== Dataset rows

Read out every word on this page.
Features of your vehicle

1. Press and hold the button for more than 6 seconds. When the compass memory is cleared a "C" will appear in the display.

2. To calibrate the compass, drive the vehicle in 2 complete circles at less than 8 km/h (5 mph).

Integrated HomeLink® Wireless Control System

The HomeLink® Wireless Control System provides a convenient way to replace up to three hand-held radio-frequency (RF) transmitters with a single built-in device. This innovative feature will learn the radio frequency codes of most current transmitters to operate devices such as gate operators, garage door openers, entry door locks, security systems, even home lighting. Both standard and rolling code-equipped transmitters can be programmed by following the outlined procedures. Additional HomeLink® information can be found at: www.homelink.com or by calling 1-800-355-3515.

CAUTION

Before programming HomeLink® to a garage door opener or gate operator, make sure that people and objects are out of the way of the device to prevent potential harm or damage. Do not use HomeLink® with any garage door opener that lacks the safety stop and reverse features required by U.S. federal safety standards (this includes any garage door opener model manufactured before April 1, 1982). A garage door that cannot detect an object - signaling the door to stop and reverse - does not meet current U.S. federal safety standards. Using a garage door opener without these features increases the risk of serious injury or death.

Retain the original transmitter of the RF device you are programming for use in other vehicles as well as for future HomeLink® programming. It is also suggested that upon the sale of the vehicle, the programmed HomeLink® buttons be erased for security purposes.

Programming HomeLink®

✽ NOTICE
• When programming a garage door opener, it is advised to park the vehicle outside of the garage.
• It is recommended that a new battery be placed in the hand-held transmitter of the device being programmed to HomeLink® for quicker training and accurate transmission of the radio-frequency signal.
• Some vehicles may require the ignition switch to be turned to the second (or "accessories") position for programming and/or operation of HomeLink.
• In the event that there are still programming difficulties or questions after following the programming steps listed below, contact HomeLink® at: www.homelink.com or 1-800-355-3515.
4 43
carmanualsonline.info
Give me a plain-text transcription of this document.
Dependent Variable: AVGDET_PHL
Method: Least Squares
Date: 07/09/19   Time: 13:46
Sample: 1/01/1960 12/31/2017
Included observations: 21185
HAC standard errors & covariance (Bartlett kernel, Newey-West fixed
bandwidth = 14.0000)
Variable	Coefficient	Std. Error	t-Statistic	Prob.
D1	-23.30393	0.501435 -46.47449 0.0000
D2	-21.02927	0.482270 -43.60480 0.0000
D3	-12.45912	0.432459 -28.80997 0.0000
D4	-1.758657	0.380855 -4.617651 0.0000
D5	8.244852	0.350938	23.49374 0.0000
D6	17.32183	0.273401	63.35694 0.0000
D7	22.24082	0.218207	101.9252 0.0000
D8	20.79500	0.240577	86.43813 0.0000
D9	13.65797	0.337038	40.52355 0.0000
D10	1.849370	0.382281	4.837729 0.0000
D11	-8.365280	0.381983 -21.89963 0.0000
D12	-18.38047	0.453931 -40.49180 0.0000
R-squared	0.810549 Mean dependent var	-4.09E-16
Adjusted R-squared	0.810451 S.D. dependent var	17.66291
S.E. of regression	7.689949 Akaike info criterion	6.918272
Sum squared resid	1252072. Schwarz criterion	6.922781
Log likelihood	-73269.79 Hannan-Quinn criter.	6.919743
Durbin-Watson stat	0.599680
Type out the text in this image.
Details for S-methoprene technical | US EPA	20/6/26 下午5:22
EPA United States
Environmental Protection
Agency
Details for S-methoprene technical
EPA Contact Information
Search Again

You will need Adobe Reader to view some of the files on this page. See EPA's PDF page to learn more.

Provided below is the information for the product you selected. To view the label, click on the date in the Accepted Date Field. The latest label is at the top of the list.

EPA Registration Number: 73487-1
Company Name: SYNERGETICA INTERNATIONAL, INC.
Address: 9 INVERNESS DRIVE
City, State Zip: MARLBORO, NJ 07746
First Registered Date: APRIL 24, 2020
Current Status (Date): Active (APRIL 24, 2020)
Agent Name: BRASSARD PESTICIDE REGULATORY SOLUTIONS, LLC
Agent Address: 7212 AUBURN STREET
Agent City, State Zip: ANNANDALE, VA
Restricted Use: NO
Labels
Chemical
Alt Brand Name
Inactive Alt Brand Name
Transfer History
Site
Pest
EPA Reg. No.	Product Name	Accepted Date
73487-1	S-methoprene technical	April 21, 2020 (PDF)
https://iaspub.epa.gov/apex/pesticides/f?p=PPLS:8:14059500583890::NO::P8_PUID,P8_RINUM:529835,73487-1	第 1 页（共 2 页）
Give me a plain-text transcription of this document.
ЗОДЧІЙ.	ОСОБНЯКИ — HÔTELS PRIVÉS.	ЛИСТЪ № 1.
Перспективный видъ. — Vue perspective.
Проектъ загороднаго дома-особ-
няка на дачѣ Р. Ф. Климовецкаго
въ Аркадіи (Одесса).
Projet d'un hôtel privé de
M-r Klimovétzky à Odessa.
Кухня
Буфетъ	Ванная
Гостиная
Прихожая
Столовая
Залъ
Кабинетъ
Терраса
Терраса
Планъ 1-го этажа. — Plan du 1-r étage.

====

Exercise directions: Copy out each line of the material that holds the word "City".

Solution to this exercise:
City, State Zip: MARLBORO, NJ 07746
Agent City, State Zip: ANNANDALE, VA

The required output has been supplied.